> _Written instruction_: How many of the lines contain the string "Particle"? Give the number, with no other words.

> _Dataset content_:

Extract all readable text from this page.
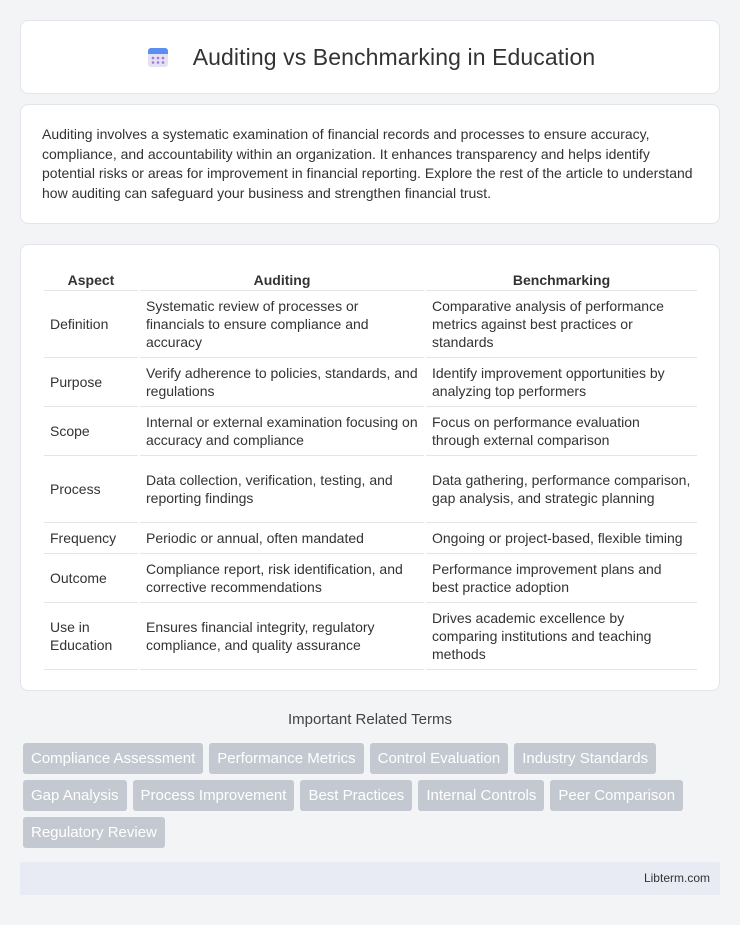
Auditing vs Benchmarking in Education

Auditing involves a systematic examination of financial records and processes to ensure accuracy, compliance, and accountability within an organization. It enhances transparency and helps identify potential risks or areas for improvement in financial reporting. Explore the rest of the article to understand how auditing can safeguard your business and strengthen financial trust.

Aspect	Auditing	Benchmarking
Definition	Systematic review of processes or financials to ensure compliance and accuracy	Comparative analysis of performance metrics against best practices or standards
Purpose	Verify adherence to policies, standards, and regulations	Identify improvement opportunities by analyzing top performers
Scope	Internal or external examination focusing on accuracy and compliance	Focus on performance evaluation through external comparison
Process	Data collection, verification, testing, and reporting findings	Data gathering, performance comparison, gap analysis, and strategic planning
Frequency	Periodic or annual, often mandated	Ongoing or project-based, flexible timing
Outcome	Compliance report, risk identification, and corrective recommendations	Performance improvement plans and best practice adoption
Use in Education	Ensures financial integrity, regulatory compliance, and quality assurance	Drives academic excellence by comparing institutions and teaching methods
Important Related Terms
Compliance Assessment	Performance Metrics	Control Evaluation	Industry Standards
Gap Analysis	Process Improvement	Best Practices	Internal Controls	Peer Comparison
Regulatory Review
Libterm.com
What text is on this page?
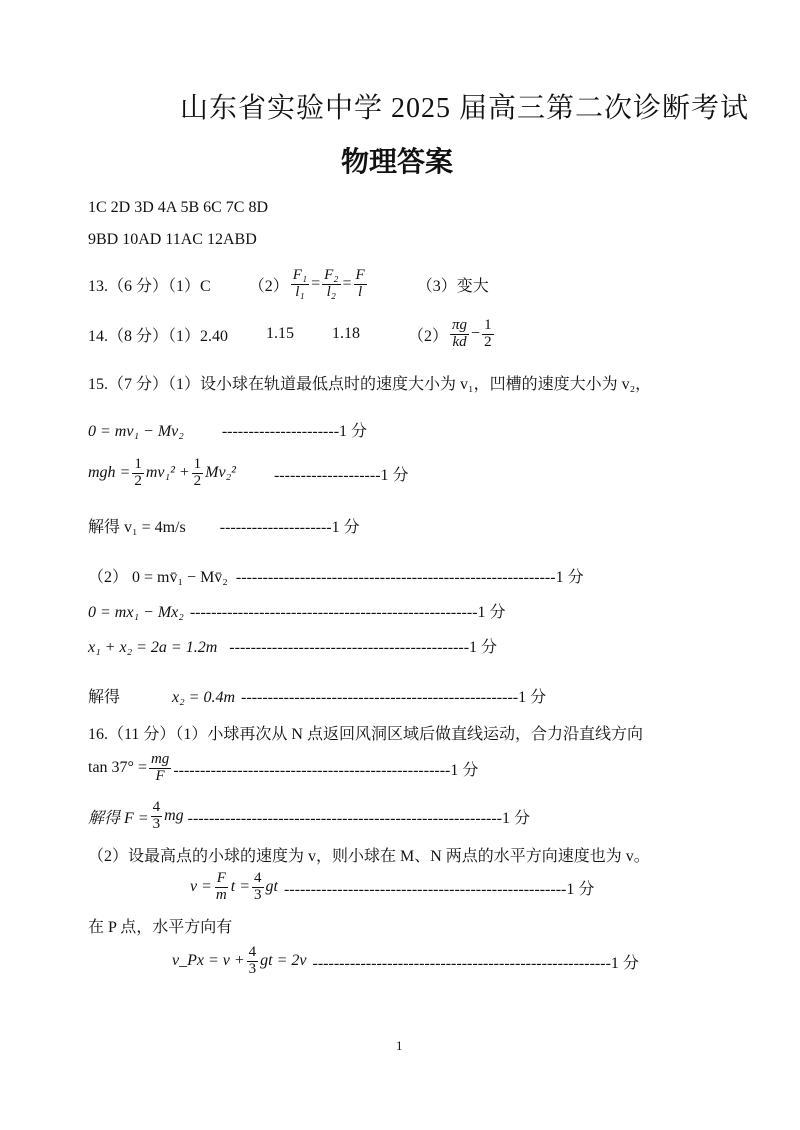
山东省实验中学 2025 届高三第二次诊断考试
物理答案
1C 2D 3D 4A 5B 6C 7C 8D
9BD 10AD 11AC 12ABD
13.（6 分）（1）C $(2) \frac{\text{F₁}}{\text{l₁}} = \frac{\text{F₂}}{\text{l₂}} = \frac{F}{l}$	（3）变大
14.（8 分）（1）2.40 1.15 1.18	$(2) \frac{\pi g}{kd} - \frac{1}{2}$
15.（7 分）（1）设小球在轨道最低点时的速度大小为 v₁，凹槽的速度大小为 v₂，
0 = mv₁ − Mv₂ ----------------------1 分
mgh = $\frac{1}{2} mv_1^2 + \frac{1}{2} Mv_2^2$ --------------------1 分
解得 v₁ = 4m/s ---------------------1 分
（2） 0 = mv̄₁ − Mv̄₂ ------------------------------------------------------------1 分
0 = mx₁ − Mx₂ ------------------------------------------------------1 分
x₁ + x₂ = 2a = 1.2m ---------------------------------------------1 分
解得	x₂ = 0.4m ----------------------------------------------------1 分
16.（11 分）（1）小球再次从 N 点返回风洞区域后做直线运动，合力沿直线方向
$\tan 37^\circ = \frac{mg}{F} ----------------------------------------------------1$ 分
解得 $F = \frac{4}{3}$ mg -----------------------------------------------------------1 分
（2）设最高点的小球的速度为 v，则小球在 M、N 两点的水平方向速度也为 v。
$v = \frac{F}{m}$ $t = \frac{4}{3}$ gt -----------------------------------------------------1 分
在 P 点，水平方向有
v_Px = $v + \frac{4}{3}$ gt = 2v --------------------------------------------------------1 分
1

...

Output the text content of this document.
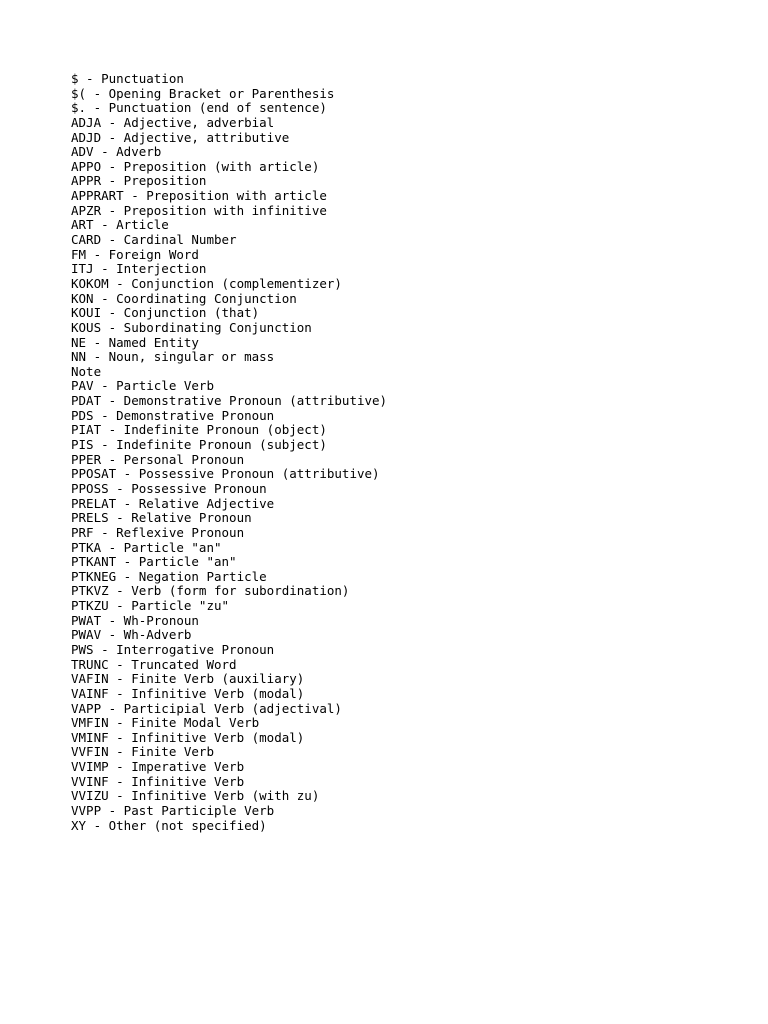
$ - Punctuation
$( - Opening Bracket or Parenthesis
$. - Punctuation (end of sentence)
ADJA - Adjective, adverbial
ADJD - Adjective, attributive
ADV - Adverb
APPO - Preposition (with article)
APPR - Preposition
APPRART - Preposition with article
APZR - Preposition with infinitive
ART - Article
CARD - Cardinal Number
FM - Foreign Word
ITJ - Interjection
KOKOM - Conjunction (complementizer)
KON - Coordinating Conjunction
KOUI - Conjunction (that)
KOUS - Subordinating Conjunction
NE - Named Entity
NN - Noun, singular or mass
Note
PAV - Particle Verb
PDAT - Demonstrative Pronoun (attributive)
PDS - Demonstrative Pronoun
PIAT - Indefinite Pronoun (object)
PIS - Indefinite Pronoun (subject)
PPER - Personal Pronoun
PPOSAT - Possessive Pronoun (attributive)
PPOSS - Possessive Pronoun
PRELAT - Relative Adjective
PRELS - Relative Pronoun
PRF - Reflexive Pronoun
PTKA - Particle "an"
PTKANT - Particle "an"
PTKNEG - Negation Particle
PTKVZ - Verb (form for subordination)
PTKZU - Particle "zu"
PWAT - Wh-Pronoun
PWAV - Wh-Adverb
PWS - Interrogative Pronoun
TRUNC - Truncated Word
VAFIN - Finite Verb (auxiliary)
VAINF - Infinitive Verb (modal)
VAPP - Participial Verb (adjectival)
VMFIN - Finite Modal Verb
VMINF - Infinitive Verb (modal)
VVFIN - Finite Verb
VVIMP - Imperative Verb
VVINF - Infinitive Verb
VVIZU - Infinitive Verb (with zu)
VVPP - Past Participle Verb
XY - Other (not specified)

==

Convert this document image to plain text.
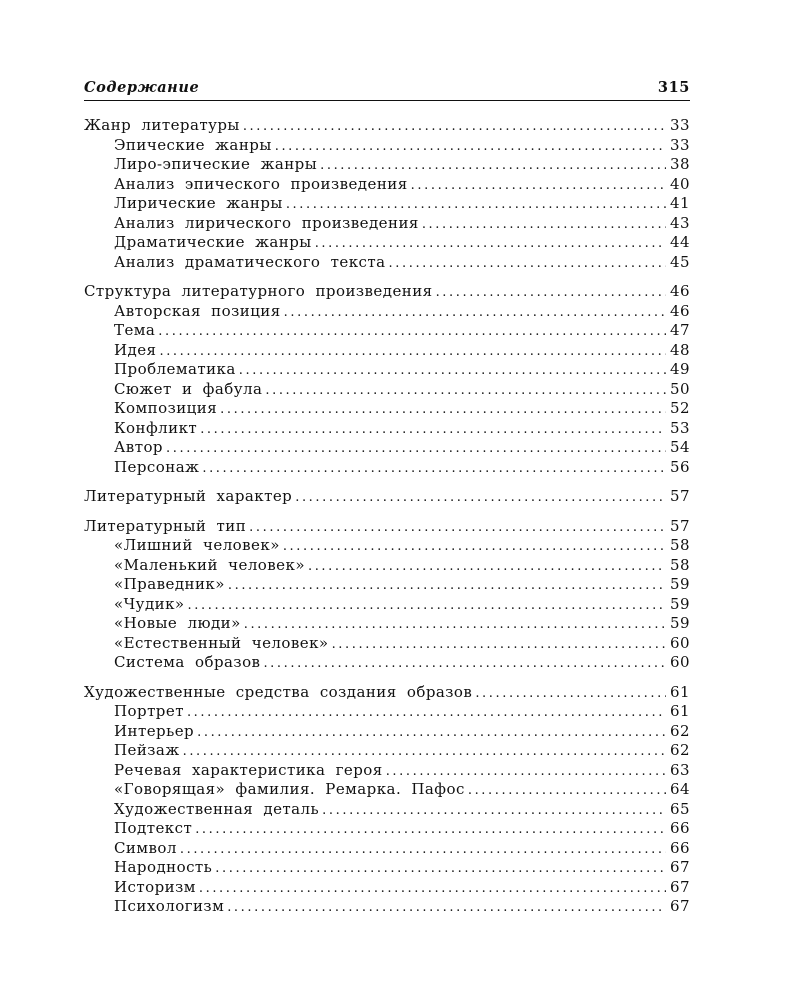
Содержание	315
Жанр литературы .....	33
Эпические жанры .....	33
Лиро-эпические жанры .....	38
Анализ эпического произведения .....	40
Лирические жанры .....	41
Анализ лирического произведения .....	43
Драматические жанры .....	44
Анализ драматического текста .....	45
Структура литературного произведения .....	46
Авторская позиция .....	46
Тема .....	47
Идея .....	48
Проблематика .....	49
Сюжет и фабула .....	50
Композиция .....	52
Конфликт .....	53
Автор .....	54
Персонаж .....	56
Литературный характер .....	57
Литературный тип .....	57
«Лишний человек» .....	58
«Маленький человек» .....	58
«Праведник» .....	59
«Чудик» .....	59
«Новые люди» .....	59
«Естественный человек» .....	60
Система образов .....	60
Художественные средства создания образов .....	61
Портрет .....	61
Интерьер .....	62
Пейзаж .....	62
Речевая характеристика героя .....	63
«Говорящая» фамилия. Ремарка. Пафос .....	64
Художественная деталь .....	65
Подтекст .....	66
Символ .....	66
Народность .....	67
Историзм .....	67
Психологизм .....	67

> _Completed exercise_: 5